**What is required**:
Answer these from the mushroom pizza post:
1. How long did the dough ferment?
2. Why should the tomato sauce mixture cook for a while?
3. When was the prosciutto added to the pizza, and what does that prevent?

**Text block**:
========
Pizza ai funghi e prosciutto
Tuesday, April 8th, 2008 | Cooking
Pizza is, without a doubt, one of the most forgiving meals to make. Almost no matter what you put on it, people simply love this piece of dough. Of course, there are a few people who misunderstands the whole pizza concept and put bananas and stuff on them. That is just a plain frightening concept. Now, at its core, the pizza is ‘just’ another yeast dough, much like bread, although it is a somewhat more dense dough than most bread doughs I usually bake. In fact, a single pizza, normally serving four (but in our family 1½), is made of just that little ball of dough. This is what it looks after a good three hours of fermentation.

After beating the dough down and rolling it out, we get the much loved round pizza napolitana shape.

Ok, so perhaps my shaping skills are not the best, but it came out round-ish. This is our able foundation for anything pizza, whether it be napolitana or calzone, and it is ready to receive our chosen filling. For my dinner I had chosen a traditional mushroom pizza, pizza ai funghi, and this mean a nicely cooked tomato sauce with mushrooms, garlic (I went a bit overboard here since I am down with a nasty virus) and onions. This you, of course, smear across the pizza prior to baking it. It is very important to have let the tomato sauce mixture cook for a while so you get a lot of the excess water out of it as you’ll have a wet dough mess once you take your pizza out of the oven otherwise.

And presto, after a good bake you get a lovely pizza. Now, as I was rather short on mushrooms (we had used quite a few more than I had anticipated for our mushroom risotto the day before), I added some lovely prosciutto to the pizza after it had baked. Adding prosciutto after the bake ensures that the ham does not get as hard and rubbery as sole leather.
Those Italians really hit it well on figuring out a good all-purpose dinner subject that works with pretty much anything you’ve got left over in your cupboards. Amazing.

That’s all there is to making a lovely pizza from the contents of your cupboard. I hereby name this Pizza ai funghi e prosciutto. (That does sound quite a lot better than pizza with mushrooms and ham, does it not?) Buon appetito.
========
**Stored data**:

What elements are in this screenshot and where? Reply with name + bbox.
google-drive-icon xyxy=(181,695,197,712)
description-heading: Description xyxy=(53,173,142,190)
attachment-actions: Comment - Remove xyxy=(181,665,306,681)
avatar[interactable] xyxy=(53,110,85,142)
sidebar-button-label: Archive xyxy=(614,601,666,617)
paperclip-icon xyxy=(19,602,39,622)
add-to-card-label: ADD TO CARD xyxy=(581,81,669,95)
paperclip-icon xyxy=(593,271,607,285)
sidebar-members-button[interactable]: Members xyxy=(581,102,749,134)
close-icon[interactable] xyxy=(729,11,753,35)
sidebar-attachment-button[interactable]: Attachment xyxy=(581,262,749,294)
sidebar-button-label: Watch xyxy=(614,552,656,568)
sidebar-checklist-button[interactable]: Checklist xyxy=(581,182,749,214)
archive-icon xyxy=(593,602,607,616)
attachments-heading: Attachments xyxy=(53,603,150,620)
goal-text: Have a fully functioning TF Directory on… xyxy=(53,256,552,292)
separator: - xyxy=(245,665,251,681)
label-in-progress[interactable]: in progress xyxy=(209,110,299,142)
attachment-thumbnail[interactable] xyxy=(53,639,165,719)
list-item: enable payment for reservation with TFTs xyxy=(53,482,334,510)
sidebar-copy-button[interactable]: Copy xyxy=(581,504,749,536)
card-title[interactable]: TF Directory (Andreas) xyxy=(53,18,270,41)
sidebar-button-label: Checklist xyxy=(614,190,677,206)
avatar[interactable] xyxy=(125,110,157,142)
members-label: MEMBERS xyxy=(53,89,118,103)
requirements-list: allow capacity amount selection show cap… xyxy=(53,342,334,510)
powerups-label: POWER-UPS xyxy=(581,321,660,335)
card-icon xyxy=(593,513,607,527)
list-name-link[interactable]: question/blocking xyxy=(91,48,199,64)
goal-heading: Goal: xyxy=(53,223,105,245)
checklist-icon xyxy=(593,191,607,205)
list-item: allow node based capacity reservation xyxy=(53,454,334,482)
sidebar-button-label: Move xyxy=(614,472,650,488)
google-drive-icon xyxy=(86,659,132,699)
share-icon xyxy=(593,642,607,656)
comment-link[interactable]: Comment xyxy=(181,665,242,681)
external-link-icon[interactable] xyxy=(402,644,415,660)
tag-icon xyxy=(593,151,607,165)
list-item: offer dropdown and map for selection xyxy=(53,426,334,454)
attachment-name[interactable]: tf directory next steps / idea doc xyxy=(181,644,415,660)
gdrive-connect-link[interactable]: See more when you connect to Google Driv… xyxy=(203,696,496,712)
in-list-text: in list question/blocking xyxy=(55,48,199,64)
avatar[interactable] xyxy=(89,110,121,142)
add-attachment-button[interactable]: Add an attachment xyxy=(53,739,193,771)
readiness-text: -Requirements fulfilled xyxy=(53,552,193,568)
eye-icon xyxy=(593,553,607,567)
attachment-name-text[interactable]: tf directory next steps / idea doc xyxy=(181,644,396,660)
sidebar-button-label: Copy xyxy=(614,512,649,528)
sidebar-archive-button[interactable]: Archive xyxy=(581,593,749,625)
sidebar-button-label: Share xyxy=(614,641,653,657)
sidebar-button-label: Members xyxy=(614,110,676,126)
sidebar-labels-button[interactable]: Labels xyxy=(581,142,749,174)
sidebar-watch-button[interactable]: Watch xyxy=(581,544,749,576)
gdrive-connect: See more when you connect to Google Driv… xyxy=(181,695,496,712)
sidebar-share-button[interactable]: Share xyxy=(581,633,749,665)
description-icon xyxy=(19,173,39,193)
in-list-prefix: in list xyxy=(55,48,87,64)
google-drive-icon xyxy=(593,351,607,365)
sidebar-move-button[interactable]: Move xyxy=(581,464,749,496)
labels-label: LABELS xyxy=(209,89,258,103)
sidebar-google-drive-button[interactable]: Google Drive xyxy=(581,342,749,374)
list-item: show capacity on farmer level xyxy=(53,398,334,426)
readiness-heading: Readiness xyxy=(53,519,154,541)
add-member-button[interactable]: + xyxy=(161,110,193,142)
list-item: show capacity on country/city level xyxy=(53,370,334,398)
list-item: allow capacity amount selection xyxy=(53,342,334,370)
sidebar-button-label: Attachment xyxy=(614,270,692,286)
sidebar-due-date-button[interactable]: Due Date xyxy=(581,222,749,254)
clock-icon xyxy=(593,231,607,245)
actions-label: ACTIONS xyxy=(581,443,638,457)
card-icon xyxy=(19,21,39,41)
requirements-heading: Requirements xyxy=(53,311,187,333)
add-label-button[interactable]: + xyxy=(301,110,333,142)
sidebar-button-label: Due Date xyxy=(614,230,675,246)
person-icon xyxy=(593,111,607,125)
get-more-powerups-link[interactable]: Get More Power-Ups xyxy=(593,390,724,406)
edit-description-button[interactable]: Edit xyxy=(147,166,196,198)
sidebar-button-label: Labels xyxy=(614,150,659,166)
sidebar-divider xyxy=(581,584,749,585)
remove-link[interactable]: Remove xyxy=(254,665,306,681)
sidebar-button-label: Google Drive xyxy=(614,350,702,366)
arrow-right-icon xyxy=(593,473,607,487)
========
**Answer space**:
1. A good three hours.
2. To get much of the excess water out of it. Otherwise the pizza comes out of the oven as a wet dough mess.
3. After the pizza had baked. This keeps the ham from getting as hard and rubbery as sole leather.